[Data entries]
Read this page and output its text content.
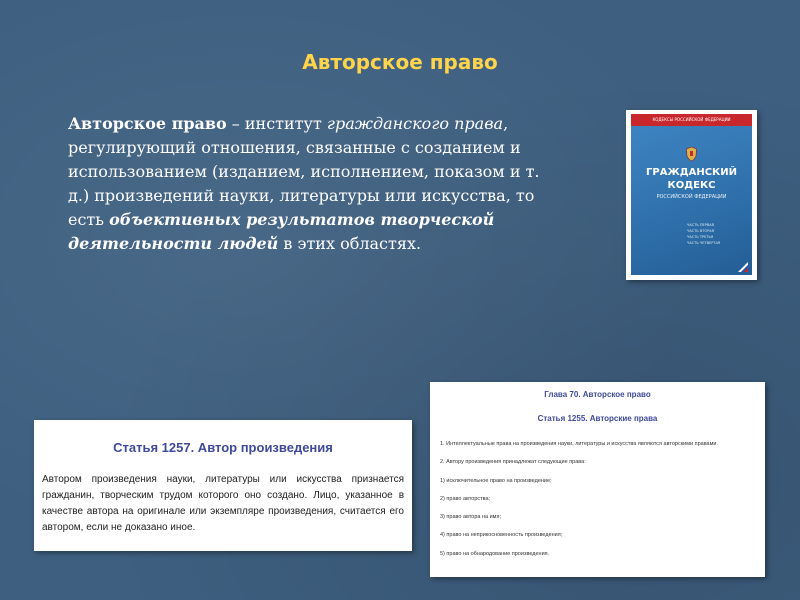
Авторское право
Авторское право – институт гражданского права, регулирующий отношения, связанные с созданием и использованием (изданием, исполнением, показом и т. д.) произведений науки, литературы или искусства, то есть объективных результатов творческой деятельности людей в этих областях.
КОДЕКСЫ РОССИЙСКОЙ ФЕДЕРАЦИИ
ГРАЖДАНСКИЙ
КОДЕКС
РОССИЙСКОЙ ФЕДЕРАЦИИ
ЧАСТЬ ПЕРВАЯ
ЧАСТЬ ВТОРАЯ
ЧАСТЬ ТРЕТЬЯ
ЧАСТЬ ЧЕТВЕРТАЯ
Статья 1257. Автор произведения
Автором произведения науки, литературы или искусства признается гражданин, творческим трудом которого оно создано. Лицо, указанное в качестве автора на оригинале или экземпляре произведения, считается его автором, если не доказано иное.
Глава 70. Авторское право
Статья 1255. Авторские права
1. Интеллектуальные права на произведения науки, литературы и искусства являются авторскими правами.
2. Автору произведения принадлежат следующие права:
1) исключительное право на произведение;
2) право авторства;
3) право автора на имя;
4) право на неприкосновенность произведения;
5) право на обнародование произведения.
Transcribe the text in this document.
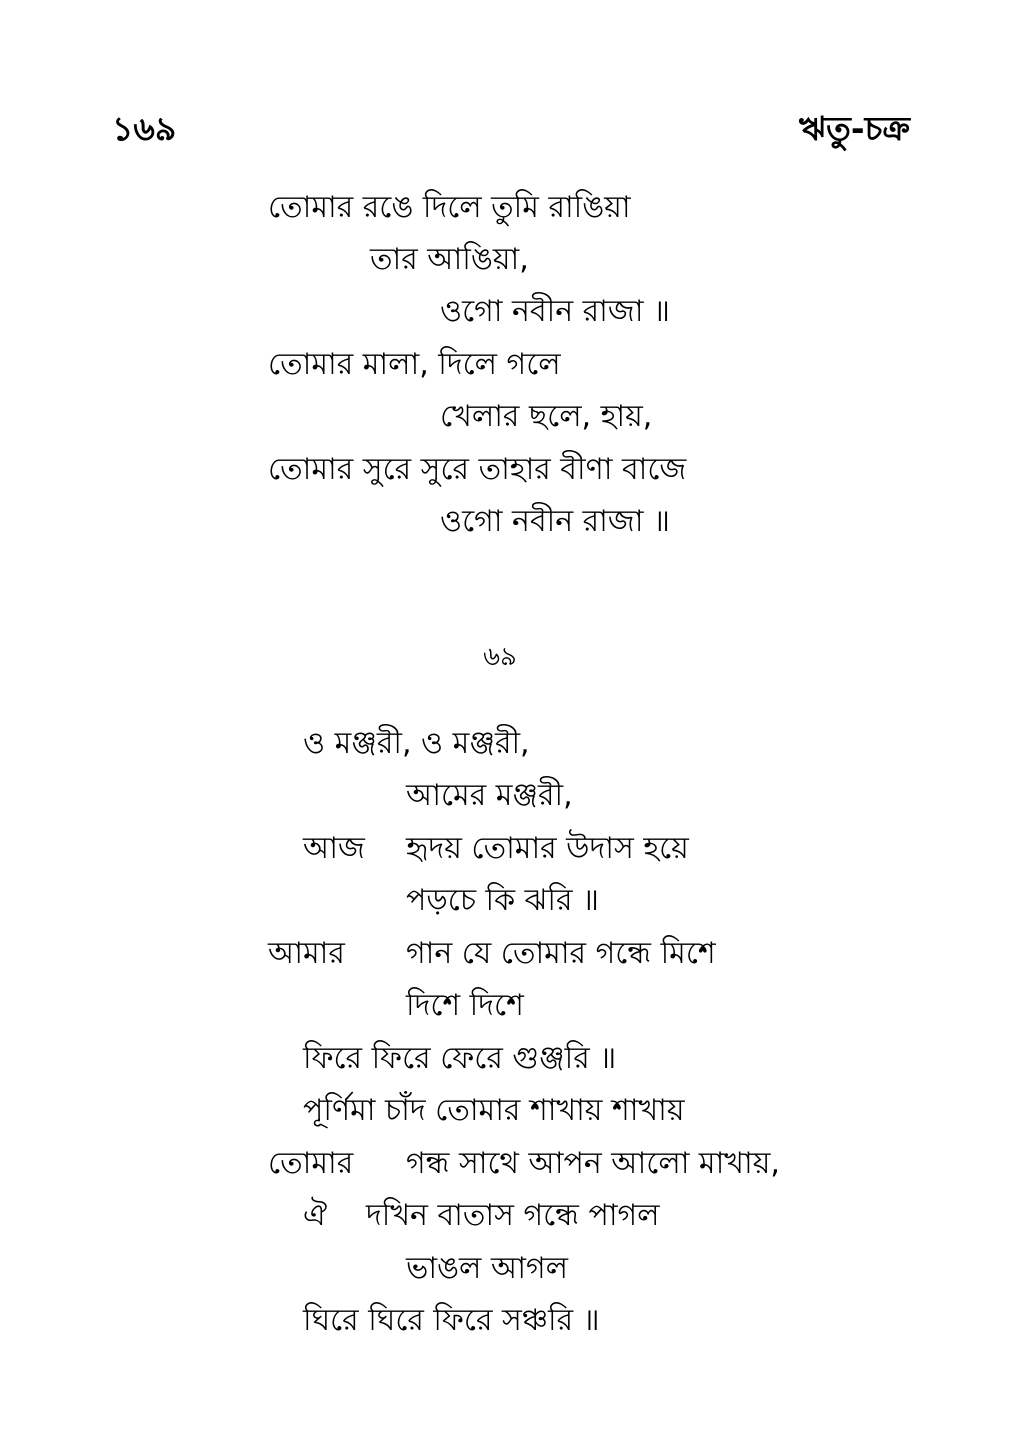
১৬৯	ঋতু-চক্র
তোমার রঙে দিলে তুমি রাঙিয়া
তার আঙিয়া,
ওগো নবীন রাজা ॥
তোমার মালা, দিলে গলে
খেলার ছলে, হায়,
তোমার সুরে সুরে তাহার বীণা বাজে
ওগো নবীন রাজা ॥
৬৯
ও মঞ্জরী, ও মঞ্জরী,
আমের মঞ্জরী,
আজ হৃদয় তোমার উদাস হয়ে
পড়চে কি ঝরি ॥
আমার গান যে তোমার গন্ধে মিশে
দিশে দিশে
ফিরে ফিরে ফেরে গুঞ্জরি ॥
পূর্ণিমা চাঁদ তোমার শাখায় শাখায়
তোমার গন্ধ সাথে আপন আলো মাখায়,
ঐ দখিন বাতাস গন্ধে পাগল
ভাঙল আগল
ঘিরে ঘিরে ফিরে সঞ্চরি ॥
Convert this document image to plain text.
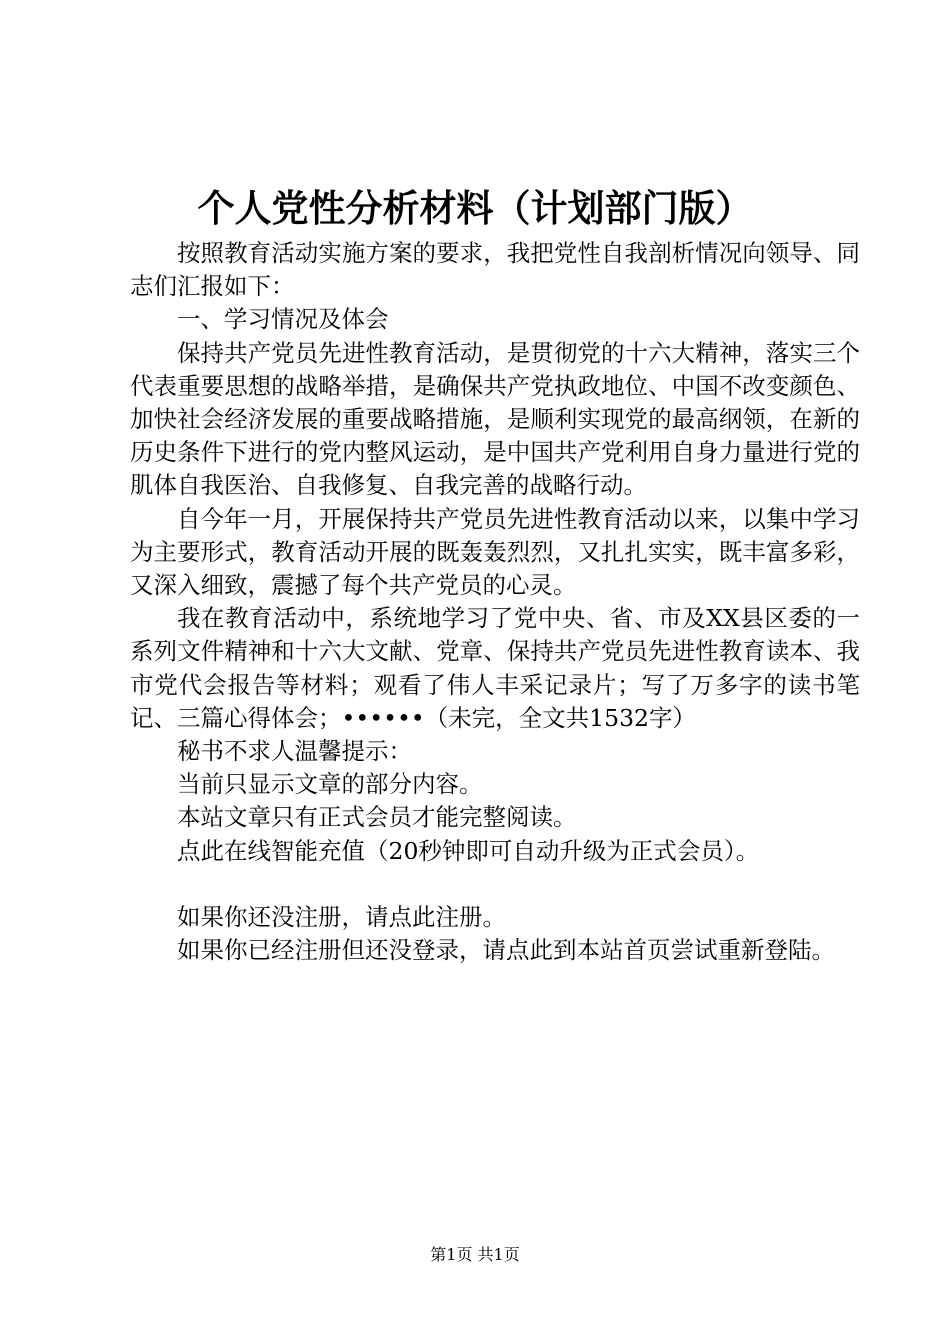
个人党性分析材料（计划部门版）

按照教育活动实施方案的要求，我把党性自我剖析情况向领导、同志们汇报如下：

一、学习情况及体会

保持共产党员先进性教育活动，是贯彻党的十六大精神，落实三个代表重要思想的战略举措，是确保共产党执政地位、中国不改变颜色、加快社会经济发展的重要战略措施，是顺利实现党的最高纲领，在新的历史条件下进行的党内整风运动，是中国共产党利用自身力量进行党的肌体自我医治、自我修复、自我完善的战略行动。

自今年一月，开展保持共产党员先进性教育活动以来，以集中学习为主要形式，教育活动开展的既轰轰烈烈，又扎扎实实，既丰富多彩，又深入细致，震撼了每个共产党员的心灵。

我在教育活动中，系统地学习了党中央、省、市及XX县区委的一系列文件精神和十六大文献、党章、保持共产党员先进性教育读本、我市党代会报告等材料；观看了伟人丰采记录片；写了万多字的读书笔记、三篇心得体会；••••••（未完，全文共1532字）

秘书不求人温馨提示：

当前只显示文章的部分内容。

本站文章只有正式会员才能完整阅读。

点此在线智能充值（20秒钟即可自动升级为正式会员）。

如果你还没注册，请点此注册。

如果你已经注册但还没登录，请点此到本站首页尝试重新登陆。

第1页 共1页
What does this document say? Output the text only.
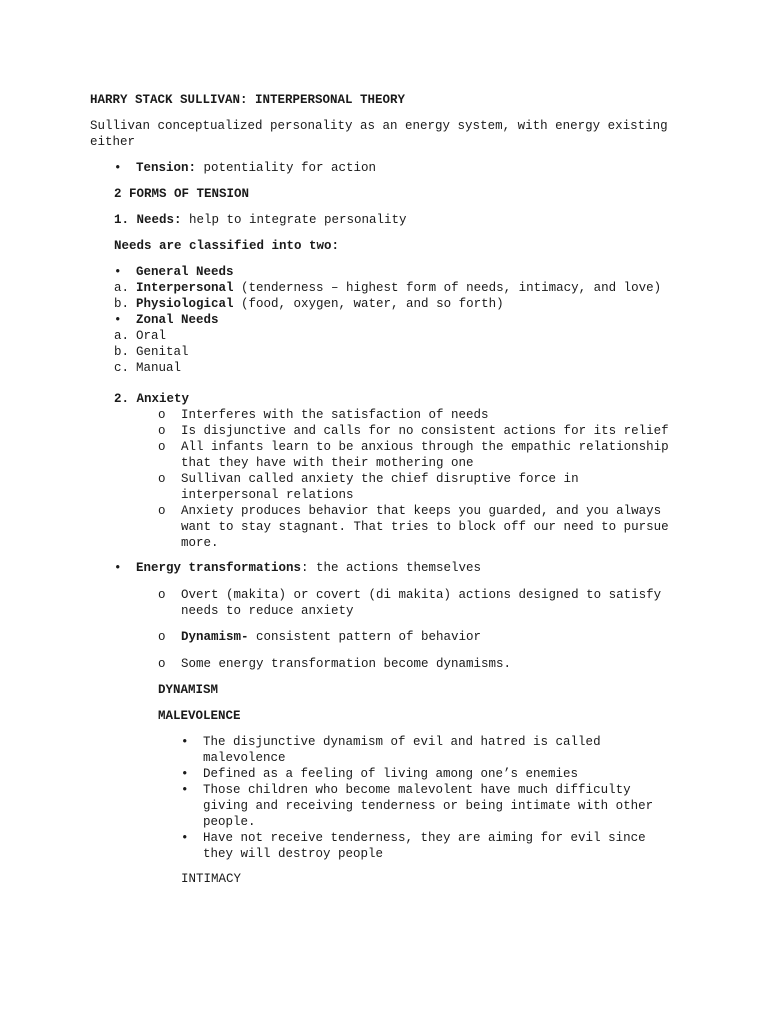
HARRY STACK SULLIVAN: INTERPERSONAL THEORY
Sullivan conceptualized personality as an energy system, with energy existing
either
• Tension: potentiality for action
2 FORMS OF TENSION
1. Needs: help to integrate personality
Needs are classified into two:
• General Needs
a. Interpersonal (tenderness – highest form of needs, intimacy, and love)
b. Physiological (food, oxygen, water, and so forth)
• Zonal Needs
a. Oral
b. Genital
c. Manual
2. Anxiety
o Interferes with the satisfaction of needs
o Is disjunctive and calls for no consistent actions for its relief
o All infants learn to be anxious through the empathic relationship
that they have with their mothering one
o Sullivan called anxiety the chief disruptive force in
interpersonal relations
o Anxiety produces behavior that keeps you guarded, and you always
want to stay stagnant. That tries to block off our need to pursue
more.
• Energy transformations: the actions themselves
o Overt (makita) or covert (di makita) actions designed to satisfy
needs to reduce anxiety
o Dynamism- consistent pattern of behavior
o Some energy transformation become dynamisms.
DYNAMISM
MALEVOLENCE
• The disjunctive dynamism of evil and hatred is called
malevolence
• Defined as a feeling of living among one’s enemies
• Those children who become malevolent have much difficulty
giving and receiving tenderness or being intimate with other
people.
• Have not receive tenderness, they are aiming for evil since
they will destroy people
INTIMACY
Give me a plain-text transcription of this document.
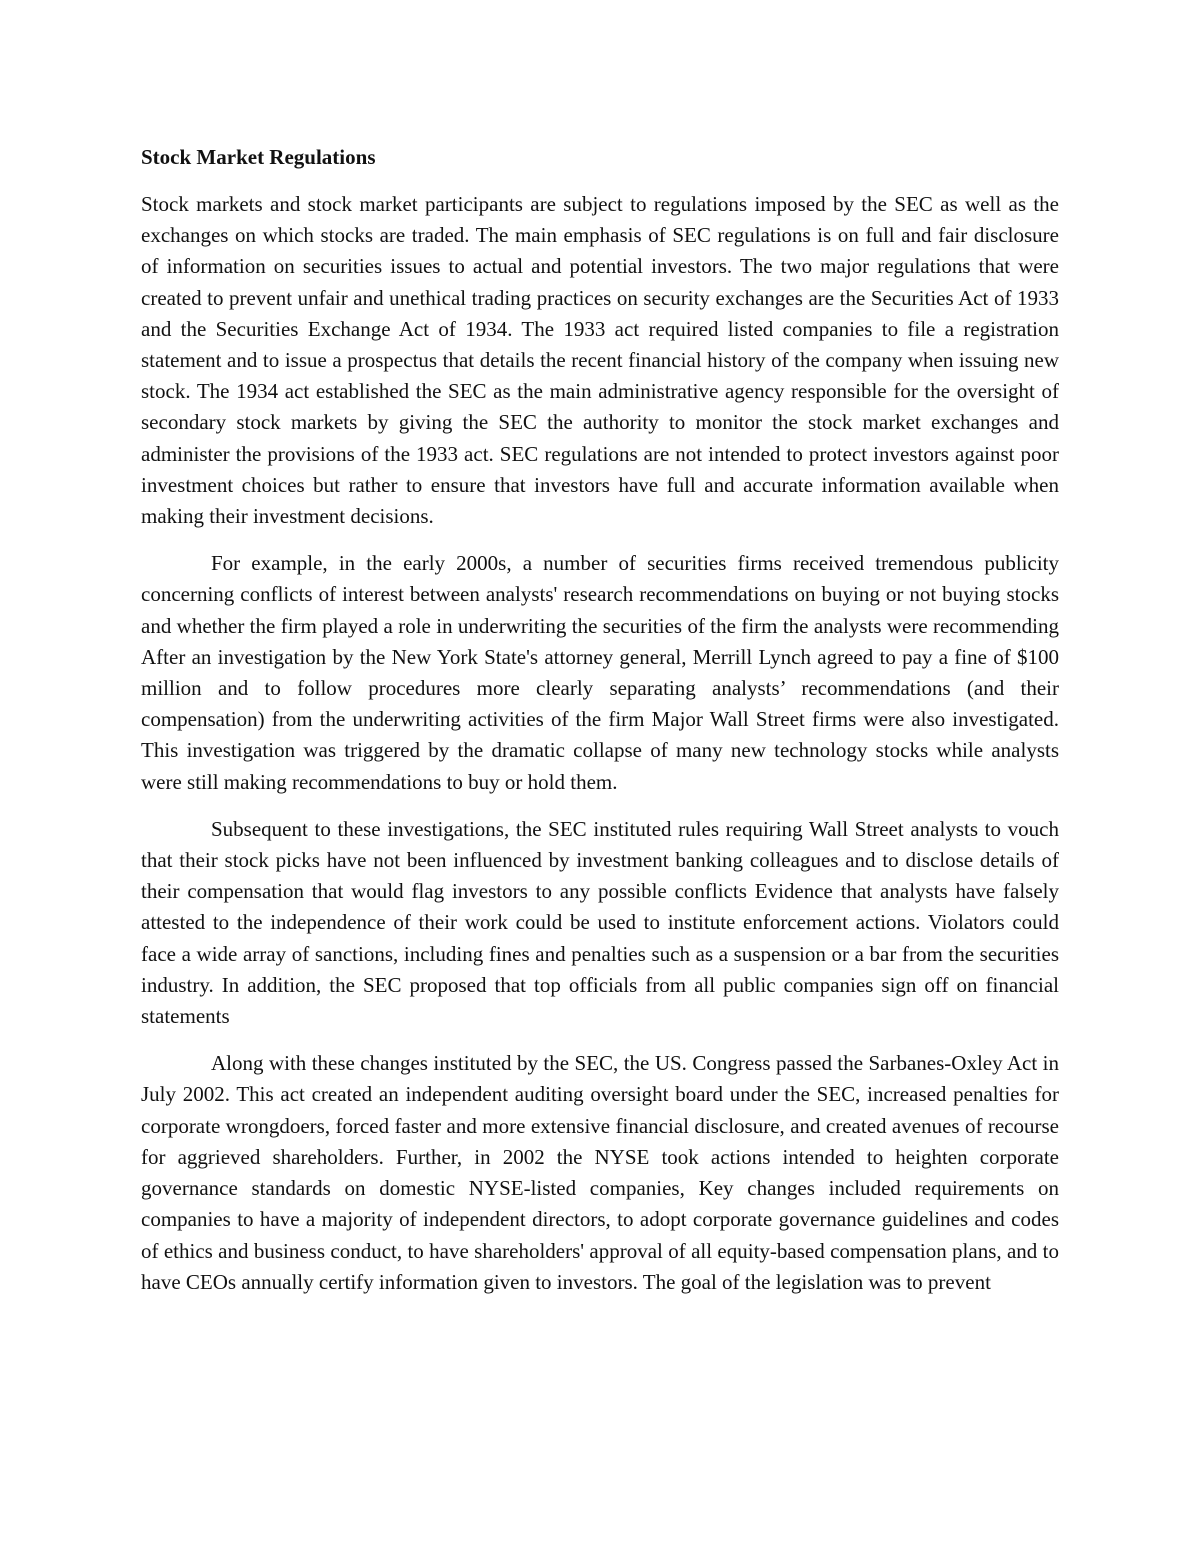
Stock Market Regulations

Stock markets and stock market participants are subject to regulations imposed by the SEC as well as the exchanges on which stocks are traded. The main emphasis of SEC regulations is on full and fair disclosure of information on securities issues to actual and potential investors. The two major regulations that were created to prevent unfair and unethical trading practices on security exchanges are the Securities Act of 1933 and the Securities Exchange Act of 1934. The 1933 act required listed companies to file a registration statement and to issue a prospectus that details the recent financial history of the company when issuing new stock. The 1934 act established the SEC as the main administrative agency responsible for the oversight of secondary stock markets by giving the SEC the authority to monitor the stock market exchanges and administer the provisions of the 1933 act. SEC regulations are not intended to protect investors against poor investment choices but rather to ensure that investors have full and accurate information available when making their investment decisions.

For example, in the early 2000s, a number of securities firms received tremendous publicity concerning conflicts of interest between analysts' research recommendations on buying or not buying stocks and whether the firm played a role in underwriting the securities of the firm the analysts were recommending After an investigation by the New York State's attorney general, Merrill Lynch agreed to pay a fine of $100 million and to follow procedures more clearly separating analysts’ recommendations (and their compensation) from the underwriting activities of the firm Major Wall Street firms were also investigated. This investigation was triggered by the dramatic collapse of many new technology stocks while analysts were still making recommendations to buy or hold them.

Subsequent to these investigations, the SEC instituted rules requiring Wall Street analysts to vouch that their stock picks have not been influenced by investment banking colleagues and to disclose details of their compensation that would flag investors to any possible conflicts Evidence that analysts have falsely attested to the independence of their work could be used to institute enforcement actions. Violators could face a wide array of sanctions, including fines and penalties such as a suspension or a bar from the securities industry. In addition, the SEC proposed that top officials from all public companies sign off on financial statements

Along with these changes instituted by the SEC, the US. Congress passed the Sarbanes-Oxley Act in July 2002. This act created an independent auditing oversight board under the SEC, increased penalties for corporate wrongdoers, forced faster and more extensive financial disclosure, and created avenues of recourse for aggrieved shareholders. Further, in 2002 the NYSE took actions intended to heighten corporate governance standards on domestic NYSE-listed companies, Key changes included requirements on companies to have a majority of independent directors, to adopt corporate governance guidelines and codes of ethics and business conduct, to have shareholders' approval of all equity-based compensation plans, and to have CEOs annually certify information given to investors. The goal of the legislation was to prevent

_Task to complete_
Take the listing above and restate it word for word, without its pictures.

_Answer to the exercise_
Read this page and output its text content.
Авторское право
Авторское право – институт гражданского права, регулирующий отношения, связанные с созданием и использованием (изданием, исполнением, показом и т. д.) произведений науки, литературы или искусства, то есть объективных результатов творческой деятельности людей в этих областях.
КОДЕКСЫ РОССИЙСКОЙ ФЕДЕРАЦИИ
ГРАЖДАНСКИЙ
КОДЕКС
РОССИЙСКОЙ ФЕДЕРАЦИИ
ЧАСТЬ ПЕРВАЯ
ЧАСТЬ ВТОРАЯ
ЧАСТЬ ТРЕТЬЯ
ЧАСТЬ ЧЕТВЕРТАЯ
Статья 1257. Автор произведения
Автором произведения науки, литературы или искусства признается гражданин, творческим трудом которого оно создано. Лицо, указанное в качестве автора на оригинале или экземпляре произведения, считается его автором, если не доказано иное.
Глава 70. Авторское право
Статья 1255. Авторские права
1. Интеллектуальные права на произведения науки, литературы и искусства являются авторскими правами.
2. Автору произведения принадлежат следующие права:
1) исключительное право на произведение;
2) право авторства;
3) право автора на имя;
4) право на неприкосновенность произведения;
5) право на обнародование произведения.
Transcribe the text in this document.
১৬৯	ঋতু-চক্র
তোমার রঙে দিলে তুমি রাঙিয়া
তার আঙিয়া,
ওগো নবীন রাজা ॥
তোমার মালা, দিলে গলে
খেলার ছলে, হায়,
তোমার সুরে সুরে তাহার বীণা বাজে
ওগো নবীন রাজা ॥
৬৯
ও মঞ্জরী, ও মঞ্জরী,
আমের মঞ্জরী,
আজ হৃদয় তোমার উদাস হয়ে
পড়চে কি ঝরি ॥
আমার গান যে তোমার গন্ধে মিশে
দিশে দিশে
ফিরে ফিরে ফেরে গুঞ্জরি ॥
পূর্ণিমা চাঁদ তোমার শাখায় শাখায়
তোমার গন্ধ সাথে আপন আলো মাখায়,
ঐ দখিন বাতাস গন্ধে পাগল
ভাঙল আগল
ঘিরে ঘিরে ফিরে সঞ্চরি ॥
Convert this document image to plain text.
个人党性分析材料（计划部门版）

按照教育活动实施方案的要求，我把党性自我剖析情况向领导、同志们汇报如下：

一、学习情况及体会

保持共产党员先进性教育活动，是贯彻党的十六大精神，落实三个代表重要思想的战略举措，是确保共产党执政地位、中国不改变颜色、加快社会经济发展的重要战略措施，是顺利实现党的最高纲领，在新的历史条件下进行的党内整风运动，是中国共产党利用自身力量进行党的肌体自我医治、自我修复、自我完善的战略行动。

自今年一月，开展保持共产党员先进性教育活动以来，以集中学习为主要形式，教育活动开展的既轰轰烈烈，又扎扎实实，既丰富多彩，又深入细致，震撼了每个共产党员的心灵。

我在教育活动中，系统地学习了党中央、省、市及XX县区委的一系列文件精神和十六大文献、党章、保持共产党员先进性教育读本、我市党代会报告等材料；观看了伟人丰采记录片；写了万多字的读书笔记、三篇心得体会；••••••（未完，全文共1532字）

秘书不求人温馨提示：

当前只显示文章的部分内容。

本站文章只有正式会员才能完整阅读。

点此在线智能充值（20秒钟即可自动升级为正式会员）。

如果你还没注册，请点此注册。

如果你已经注册但还没登录，请点此到本站首页尝试重新登陆。

第1页 共1页
What does this document say? Output the text only.
HARRY STACK SULLIVAN: INTERPERSONAL THEORY
Sullivan conceptualized personality as an energy system, with energy existing
either
• Tension: potentiality for action
2 FORMS OF TENSION
1. Needs: help to integrate personality
Needs are classified into two:
• General Needs
a. Interpersonal (tenderness – highest form of needs, intimacy, and love)
b. Physiological (food, oxygen, water, and so forth)
• Zonal Needs
a. Oral
b. Genital
c. Manual
2. Anxiety
o Interferes with the satisfaction of needs
o Is disjunctive and calls for no consistent actions for its relief
o All infants learn to be anxious through the empathic relationship
that they have with their mothering one
o Sullivan called anxiety the chief disruptive force in
interpersonal relations
o Anxiety produces behavior that keeps you guarded, and you always
want to stay stagnant. That tries to block off our need to pursue
more.
• Energy transformations: the actions themselves
o Overt (makita) or covert (di makita) actions designed to satisfy
needs to reduce anxiety
o Dynamism- consistent pattern of behavior
o Some energy transformation become dynamisms.
DYNAMISM
MALEVOLENCE
• The disjunctive dynamism of evil and hatred is called
malevolence
• Defined as a feeling of living among one’s enemies
• Those children who become malevolent have much difficulty
giving and receiving tenderness or being intimate with other
people.
• Have not receive tenderness, they are aiming for evil since
they will destroy people
INTIMACY
Give me a plain-text transcription of this document.
Stock Market Regulations

Stock markets and stock market participants are subject to regulations imposed by the SEC as well as the exchanges on which stocks are traded. The main emphasis of SEC regulations is on full and fair disclosure of information on securities issues to actual and potential investors. The two major regulations that were created to prevent unfair and unethical trading practices on security exchanges are the Securities Act of 1933 and the Securities Exchange Act of 1934. The 1933 act required listed companies to file a registration statement and to issue a prospectus that details the recent financial history of the company when issuing new stock. The 1934 act established the SEC as the main administrative agency responsible for the oversight of secondary stock markets by giving the SEC the authority to monitor the stock market exchanges and administer the provisions of the 1933 act. SEC regulations are not intended to protect investors against poor investment choices but rather to ensure that investors have full and accurate information available when making their investment decisions.

For example, in the early 2000s, a number of securities firms received tremendous publicity concerning conflicts of interest between analysts' research recommendations on buying or not buying stocks and whether the firm played a role in underwriting the securities of the firm the analysts were recommending After an investigation by the New York State's attorney general, Merrill Lynch agreed to pay a fine of $100 million and to follow procedures more clearly separating analysts’ recommendations (and their compensation) from the underwriting activities of the firm Major Wall Street firms were also investigated. This investigation was triggered by the dramatic collapse of many new technology stocks while analysts were still making recommendations to buy or hold them.

Subsequent to these investigations, the SEC instituted rules requiring Wall Street analysts to vouch that their stock picks have not been influenced by investment banking colleagues and to disclose details of their compensation that would flag investors to any possible conflicts Evidence that analysts have falsely attested to the independence of their work could be used to institute enforcement actions. Violators could face a wide array of sanctions, including fines and penalties such as a suspension or a bar from the securities industry. In addition, the SEC proposed that top officials from all public companies sign off on financial statements

Along with these changes instituted by the SEC, the US. Congress passed the Sarbanes-Oxley Act in July 2002. This act created an independent auditing oversight board under the SEC, increased penalties for corporate wrongdoers, forced faster and more extensive financial disclosure, and created avenues of recourse for aggrieved shareholders. Further, in 2002 the NYSE took actions intended to heighten corporate governance standards on domestic NYSE-listed companies, Key changes included requirements on companies to have a majority of independent directors, to adopt corporate governance guidelines and codes of ethics and business conduct, to have shareholders' approval of all equity-based compensation plans, and to have CEOs annually certify information given to investors. The goal of the legislation was to prevent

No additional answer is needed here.